## WORK TO BE COMPLETED
Write out every item below word for word, with no line changed.

## GIVEN DATA
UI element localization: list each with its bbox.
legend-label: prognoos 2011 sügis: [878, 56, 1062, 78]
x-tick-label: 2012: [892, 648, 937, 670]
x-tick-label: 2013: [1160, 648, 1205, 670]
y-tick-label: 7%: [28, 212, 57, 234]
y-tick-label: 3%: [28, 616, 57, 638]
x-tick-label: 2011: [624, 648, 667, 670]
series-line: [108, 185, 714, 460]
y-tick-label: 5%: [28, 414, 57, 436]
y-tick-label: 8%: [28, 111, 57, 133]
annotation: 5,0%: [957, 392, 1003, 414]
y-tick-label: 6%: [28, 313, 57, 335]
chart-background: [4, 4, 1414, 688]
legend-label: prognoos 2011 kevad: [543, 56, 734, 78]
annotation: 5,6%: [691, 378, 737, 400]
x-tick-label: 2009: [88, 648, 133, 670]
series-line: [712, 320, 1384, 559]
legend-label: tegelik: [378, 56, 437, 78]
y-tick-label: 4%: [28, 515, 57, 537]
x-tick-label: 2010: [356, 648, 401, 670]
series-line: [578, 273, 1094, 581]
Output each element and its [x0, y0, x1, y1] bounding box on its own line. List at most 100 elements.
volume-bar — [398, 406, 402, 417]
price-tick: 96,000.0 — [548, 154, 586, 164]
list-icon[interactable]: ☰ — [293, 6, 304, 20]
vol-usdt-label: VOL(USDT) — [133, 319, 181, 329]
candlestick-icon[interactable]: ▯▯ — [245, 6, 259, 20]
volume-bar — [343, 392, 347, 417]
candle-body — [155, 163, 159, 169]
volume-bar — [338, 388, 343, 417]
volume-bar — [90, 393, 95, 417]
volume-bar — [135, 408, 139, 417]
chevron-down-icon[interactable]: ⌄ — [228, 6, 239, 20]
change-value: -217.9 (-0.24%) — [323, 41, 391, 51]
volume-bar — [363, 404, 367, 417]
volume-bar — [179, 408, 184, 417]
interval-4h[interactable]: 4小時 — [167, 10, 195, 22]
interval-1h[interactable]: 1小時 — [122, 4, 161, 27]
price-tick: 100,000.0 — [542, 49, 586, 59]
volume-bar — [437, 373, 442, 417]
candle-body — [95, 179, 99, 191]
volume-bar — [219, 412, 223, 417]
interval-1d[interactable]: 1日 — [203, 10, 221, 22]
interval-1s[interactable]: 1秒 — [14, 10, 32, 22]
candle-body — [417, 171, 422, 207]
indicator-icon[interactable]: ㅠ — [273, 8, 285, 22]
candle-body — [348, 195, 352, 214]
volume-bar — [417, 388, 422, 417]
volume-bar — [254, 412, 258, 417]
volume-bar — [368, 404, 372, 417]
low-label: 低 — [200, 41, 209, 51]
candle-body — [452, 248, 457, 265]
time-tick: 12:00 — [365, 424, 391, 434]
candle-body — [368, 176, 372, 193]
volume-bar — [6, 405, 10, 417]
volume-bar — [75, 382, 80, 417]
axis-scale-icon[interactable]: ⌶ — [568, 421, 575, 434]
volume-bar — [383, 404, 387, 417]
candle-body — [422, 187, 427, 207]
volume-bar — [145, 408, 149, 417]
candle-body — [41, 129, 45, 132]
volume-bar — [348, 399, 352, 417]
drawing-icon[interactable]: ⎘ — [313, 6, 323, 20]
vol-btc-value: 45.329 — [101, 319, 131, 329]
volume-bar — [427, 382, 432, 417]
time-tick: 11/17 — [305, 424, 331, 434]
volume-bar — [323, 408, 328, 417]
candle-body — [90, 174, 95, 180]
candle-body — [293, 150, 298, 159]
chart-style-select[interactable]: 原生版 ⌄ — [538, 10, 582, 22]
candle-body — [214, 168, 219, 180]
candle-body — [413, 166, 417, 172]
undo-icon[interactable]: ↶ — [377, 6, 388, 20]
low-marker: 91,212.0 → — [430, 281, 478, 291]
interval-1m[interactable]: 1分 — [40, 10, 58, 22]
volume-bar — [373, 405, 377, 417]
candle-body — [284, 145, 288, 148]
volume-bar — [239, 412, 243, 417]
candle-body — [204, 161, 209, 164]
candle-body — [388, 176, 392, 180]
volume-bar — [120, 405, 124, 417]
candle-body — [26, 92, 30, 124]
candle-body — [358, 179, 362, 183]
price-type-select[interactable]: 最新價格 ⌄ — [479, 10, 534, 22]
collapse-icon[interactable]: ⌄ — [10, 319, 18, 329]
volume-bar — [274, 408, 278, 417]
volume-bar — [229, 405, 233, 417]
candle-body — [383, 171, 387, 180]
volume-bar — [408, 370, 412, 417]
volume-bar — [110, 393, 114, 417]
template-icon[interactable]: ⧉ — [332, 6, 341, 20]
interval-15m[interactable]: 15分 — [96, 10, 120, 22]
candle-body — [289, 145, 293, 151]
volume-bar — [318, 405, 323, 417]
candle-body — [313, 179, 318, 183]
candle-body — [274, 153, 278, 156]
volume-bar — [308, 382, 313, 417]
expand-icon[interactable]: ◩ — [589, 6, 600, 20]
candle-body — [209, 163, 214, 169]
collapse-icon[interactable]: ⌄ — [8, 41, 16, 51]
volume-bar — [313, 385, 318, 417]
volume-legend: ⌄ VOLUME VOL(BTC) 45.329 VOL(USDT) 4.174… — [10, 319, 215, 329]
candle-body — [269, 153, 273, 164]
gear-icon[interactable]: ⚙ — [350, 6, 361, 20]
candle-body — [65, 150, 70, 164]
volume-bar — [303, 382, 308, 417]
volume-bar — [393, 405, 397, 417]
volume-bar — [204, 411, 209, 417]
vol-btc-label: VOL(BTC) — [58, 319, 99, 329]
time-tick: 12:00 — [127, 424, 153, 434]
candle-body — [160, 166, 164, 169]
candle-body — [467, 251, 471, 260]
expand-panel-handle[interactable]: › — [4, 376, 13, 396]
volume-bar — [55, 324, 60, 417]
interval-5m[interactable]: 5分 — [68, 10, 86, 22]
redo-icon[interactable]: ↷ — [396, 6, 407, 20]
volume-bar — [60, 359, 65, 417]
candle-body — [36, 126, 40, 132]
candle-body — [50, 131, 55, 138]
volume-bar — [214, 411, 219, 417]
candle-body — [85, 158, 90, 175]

## THE RESPONSE
UI element localization: list each with its bbox.
legend-label: prognoos 2011 sügis: [878, 56, 1062, 78]
x-tick-label: 2012: [892, 648, 937, 670]
x-tick-label: 2013: [1160, 648, 1205, 670]
y-tick-label: 7%: [28, 212, 57, 234]
y-tick-label: 3%: [28, 616, 57, 638]
x-tick-label: 2011: [624, 648, 667, 670]
series-line: [108, 185, 714, 460]
y-tick-label: 5%: [28, 414, 57, 436]
y-tick-label: 8%: [28, 111, 57, 133]
annotation: 5,0%: [957, 392, 1003, 414]
y-tick-label: 6%: [28, 313, 57, 335]
chart-background: [4, 4, 1414, 688]
legend-label: prognoos 2011 kevad: [543, 56, 734, 78]
annotation: 5,6%: [691, 378, 737, 400]
x-tick-label: 2009: [88, 648, 133, 670]
series-line: [712, 320, 1384, 559]
legend-label: tegelik: [378, 56, 437, 78]
y-tick-label: 4%: [28, 515, 57, 537]
x-tick-label: 2010: [356, 648, 401, 670]
series-line: [578, 273, 1094, 581]
Output each element and its [x0, y0, x1, y1] bounding box on its own line. List at most 100 elements.
volume-bar — [398, 406, 402, 417]
price-tick: 96,000.0 — [548, 154, 586, 164]
list-icon[interactable]: ☰ — [293, 6, 304, 20]
vol-usdt-label: VOL(USDT) — [133, 319, 181, 329]
candlestick-icon[interactable]: ▯▯ — [245, 6, 259, 20]
volume-bar — [343, 392, 347, 417]
candle-body — [155, 163, 159, 169]
volume-bar — [338, 388, 343, 417]
volume-bar — [90, 393, 95, 417]
volume-bar — [135, 408, 139, 417]
chevron-down-icon[interactable]: ⌄ — [228, 6, 239, 20]
change-value: -217.9 (-0.24%) — [323, 41, 391, 51]
volume-bar — [363, 404, 367, 417]
volume-bar — [179, 408, 184, 417]
interval-4h[interactable]: 4小時 — [167, 10, 195, 22]
interval-1h[interactable]: 1小時 — [122, 4, 161, 27]
price-tick: 100,000.0 — [542, 49, 586, 59]
volume-bar — [437, 373, 442, 417]
candle-body — [95, 179, 99, 191]
volume-bar — [219, 412, 223, 417]
interval-1d[interactable]: 1日 — [203, 10, 221, 22]
interval-1s[interactable]: 1秒 — [14, 10, 32, 22]
candle-body — [417, 171, 422, 207]
indicator-icon[interactable]: ㅠ — [273, 8, 285, 22]
candle-body — [348, 195, 352, 214]
volume-bar — [417, 388, 422, 417]
volume-bar — [254, 412, 258, 417]
volume-bar — [368, 404, 372, 417]
low-label: 低 — [200, 41, 209, 51]
candle-body — [452, 248, 457, 265]
time-tick: 12:00 — [365, 424, 391, 434]
candle-body — [368, 176, 372, 193]
volume-bar — [6, 405, 10, 417]
volume-bar — [75, 382, 80, 417]
axis-scale-icon[interactable]: ⌶ — [568, 421, 575, 434]
volume-bar — [383, 404, 387, 417]
candle-body — [422, 187, 427, 207]
volume-bar — [145, 408, 149, 417]
candle-body — [41, 129, 45, 132]
volume-bar — [348, 399, 352, 417]
drawing-icon[interactable]: ⎘ — [313, 6, 323, 20]
vol-btc-value: 45.329 — [101, 319, 131, 329]
volume-bar — [427, 382, 432, 417]
time-tick: 11/17 — [305, 424, 331, 434]
volume-bar — [323, 408, 328, 417]
candle-body — [90, 174, 95, 180]
candle-body — [293, 150, 298, 159]
chart-style-select[interactable]: 原生版 ⌄ — [538, 10, 582, 22]
candle-body — [214, 168, 219, 180]
candle-body — [413, 166, 417, 172]
undo-icon[interactable]: ↶ — [377, 6, 388, 20]
low-marker: 91,212.0 → — [430, 281, 478, 291]
interval-1m[interactable]: 1分 — [40, 10, 58, 22]
volume-bar — [373, 405, 377, 417]
candle-body — [284, 145, 288, 148]
volume-bar — [239, 412, 243, 417]
candle-body — [204, 161, 209, 164]
candle-body — [388, 176, 392, 180]
volume-bar — [120, 405, 124, 417]
candle-body — [26, 92, 30, 124]
candle-body — [358, 179, 362, 183]
price-type-select[interactable]: 最新價格 ⌄ — [479, 10, 534, 22]
collapse-icon[interactable]: ⌄ — [10, 319, 18, 329]
volume-bar — [274, 408, 278, 417]
volume-bar — [229, 405, 233, 417]
candle-body — [383, 171, 387, 180]
volume-bar — [408, 370, 412, 417]
volume-bar — [110, 393, 114, 417]
template-icon[interactable]: ⧉ — [332, 6, 341, 20]
interval-15m[interactable]: 15分 — [96, 10, 120, 22]
candle-body — [289, 145, 293, 151]
volume-bar — [318, 405, 323, 417]
candle-body — [313, 179, 318, 183]
candle-body — [274, 153, 278, 156]
volume-bar — [308, 382, 313, 417]
expand-icon[interactable]: ◩ — [589, 6, 600, 20]
candle-body — [209, 163, 214, 169]
collapse-icon[interactable]: ⌄ — [8, 41, 16, 51]
volume-bar — [313, 385, 318, 417]
volume-legend: ⌄ VOLUME VOL(BTC) 45.329 VOL(USDT) 4.174… — [10, 319, 215, 329]
candle-body — [269, 153, 273, 164]
gear-icon[interactable]: ⚙ — [350, 6, 361, 20]
candle-body — [65, 150, 70, 164]
volume-bar — [303, 382, 308, 417]
volume-bar — [393, 405, 397, 417]
volume-bar — [204, 411, 209, 417]
vol-btc-label: VOL(BTC) — [58, 319, 99, 329]
time-tick: 12:00 — [127, 424, 153, 434]
candle-body — [160, 166, 164, 169]
candle-body — [467, 251, 471, 260]
expand-panel-handle[interactable]: › — [4, 376, 13, 396]
volume-bar — [55, 324, 60, 417]
interval-5m[interactable]: 5分 — [68, 10, 86, 22]
redo-icon[interactable]: ↷ — [396, 6, 407, 20]
volume-bar — [60, 359, 65, 417]
candle-body — [36, 126, 40, 132]
candle-body — [50, 131, 55, 138]
volume-bar — [214, 411, 219, 417]
candle-body — [85, 158, 90, 175]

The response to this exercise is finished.